__Task requirements__
Repeat all entries exactly.

__Listing__
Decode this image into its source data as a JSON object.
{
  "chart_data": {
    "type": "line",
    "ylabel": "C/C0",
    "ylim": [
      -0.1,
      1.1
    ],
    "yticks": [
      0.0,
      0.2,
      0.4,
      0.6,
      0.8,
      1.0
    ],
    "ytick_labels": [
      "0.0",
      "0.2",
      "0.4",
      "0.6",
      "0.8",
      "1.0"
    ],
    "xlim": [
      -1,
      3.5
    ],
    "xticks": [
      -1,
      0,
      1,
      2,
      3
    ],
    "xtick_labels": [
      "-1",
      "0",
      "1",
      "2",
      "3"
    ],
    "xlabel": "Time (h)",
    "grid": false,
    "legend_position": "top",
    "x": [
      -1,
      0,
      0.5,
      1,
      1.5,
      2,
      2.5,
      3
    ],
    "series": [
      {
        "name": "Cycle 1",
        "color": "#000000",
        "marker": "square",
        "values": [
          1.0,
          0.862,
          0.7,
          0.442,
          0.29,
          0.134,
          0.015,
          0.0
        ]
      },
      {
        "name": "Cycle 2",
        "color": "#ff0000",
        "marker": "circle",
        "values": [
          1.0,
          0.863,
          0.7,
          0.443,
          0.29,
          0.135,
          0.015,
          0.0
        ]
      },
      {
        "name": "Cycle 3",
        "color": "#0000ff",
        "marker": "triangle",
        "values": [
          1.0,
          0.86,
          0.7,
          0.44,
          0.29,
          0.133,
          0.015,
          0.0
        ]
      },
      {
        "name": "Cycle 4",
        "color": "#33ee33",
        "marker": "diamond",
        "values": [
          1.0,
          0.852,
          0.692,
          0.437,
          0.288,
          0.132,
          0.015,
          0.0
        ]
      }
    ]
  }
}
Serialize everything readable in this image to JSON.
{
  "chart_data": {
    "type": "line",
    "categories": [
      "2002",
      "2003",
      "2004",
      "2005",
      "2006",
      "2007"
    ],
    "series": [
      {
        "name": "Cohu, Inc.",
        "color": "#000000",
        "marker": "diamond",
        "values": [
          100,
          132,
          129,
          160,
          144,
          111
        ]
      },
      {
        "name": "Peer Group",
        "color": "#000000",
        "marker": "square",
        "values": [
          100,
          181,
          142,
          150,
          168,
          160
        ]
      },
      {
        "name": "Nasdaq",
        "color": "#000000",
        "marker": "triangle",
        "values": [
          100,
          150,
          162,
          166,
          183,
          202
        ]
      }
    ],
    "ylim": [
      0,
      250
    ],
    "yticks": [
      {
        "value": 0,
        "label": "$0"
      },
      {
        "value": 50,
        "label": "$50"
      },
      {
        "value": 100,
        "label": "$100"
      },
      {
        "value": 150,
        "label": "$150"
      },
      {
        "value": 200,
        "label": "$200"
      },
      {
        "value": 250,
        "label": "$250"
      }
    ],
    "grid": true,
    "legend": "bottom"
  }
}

__Completed task__
Decode this image into its source data as a JSON object.
{
  "chart_data": {
    "type": "line",
    "ylabel": "C/C0",
    "ylim": [
      -0.1,
      1.1
    ],
    "yticks": [
      0.0,
      0.2,
      0.4,
      0.6,
      0.8,
      1.0
    ],
    "ytick_labels": [
      "0.0",
      "0.2",
      "0.4",
      "0.6",
      "0.8",
      "1.0"
    ],
    "xlim": [
      -1,
      3.5
    ],
    "xticks": [
      -1,
      0,
      1,
      2,
      3
    ],
    "xtick_labels": [
      "-1",
      "0",
      "1",
      "2",
      "3"
    ],
    "xlabel": "Time (h)",
    "grid": false,
    "legend_position": "top",
    "x": [
      -1,
      0,
      0.5,
      1,
      1.5,
      2,
      2.5,
      3
    ],
    "series": [
      {
        "name": "Cycle 1",
        "color": "#000000",
        "marker": "square",
        "values": [
          1.0,
          0.862,
          0.7,
          0.442,
          0.29,
          0.134,
          0.015,
          0.0
        ]
      },
      {
        "name": "Cycle 2",
        "color": "#ff0000",
        "marker": "circle",
        "values": [
          1.0,
          0.863,
          0.7,
          0.443,
          0.29,
          0.135,
          0.015,
          0.0
        ]
      },
      {
        "name": "Cycle 3",
        "color": "#0000ff",
        "marker": "triangle",
        "values": [
          1.0,
          0.86,
          0.7,
          0.44,
          0.29,
          0.133,
          0.015,
          0.0
        ]
      },
      {
        "name": "Cycle 4",
        "color": "#33ee33",
        "marker": "diamond",
        "values": [
          1.0,
          0.852,
          0.692,
          0.437,
          0.288,
          0.132,
          0.015,
          0.0
        ]
      }
    ]
  }
}
Serialize everything readable in this image to JSON.
{
  "chart_data": {
    "type": "line",
    "categories": [
      "2002",
      "2003",
      "2004",
      "2005",
      "2006",
      "2007"
    ],
    "series": [
      {
        "name": "Cohu, Inc.",
        "color": "#000000",
        "marker": "diamond",
        "values": [
          100,
          132,
          129,
          160,
          144,
          111
        ]
      },
      {
        "name": "Peer Group",
        "color": "#000000",
        "marker": "square",
        "values": [
          100,
          181,
          142,
          150,
          168,
          160
        ]
      },
      {
        "name": "Nasdaq",
        "color": "#000000",
        "marker": "triangle",
        "values": [
          100,
          150,
          162,
          166,
          183,
          202
        ]
      }
    ],
    "ylim": [
      0,
      250
    ],
    "yticks": [
      {
        "value": 0,
        "label": "$0"
      },
      {
        "value": 50,
        "label": "$50"
      },
      {
        "value": 100,
        "label": "$100"
      },
      {
        "value": 150,
        "label": "$150"
      },
      {
        "value": 200,
        "label": "$200"
      },
      {
        "value": 250,
        "label": "$250"
      }
    ],
    "grid": true,
    "legend": "bottom"
  }
}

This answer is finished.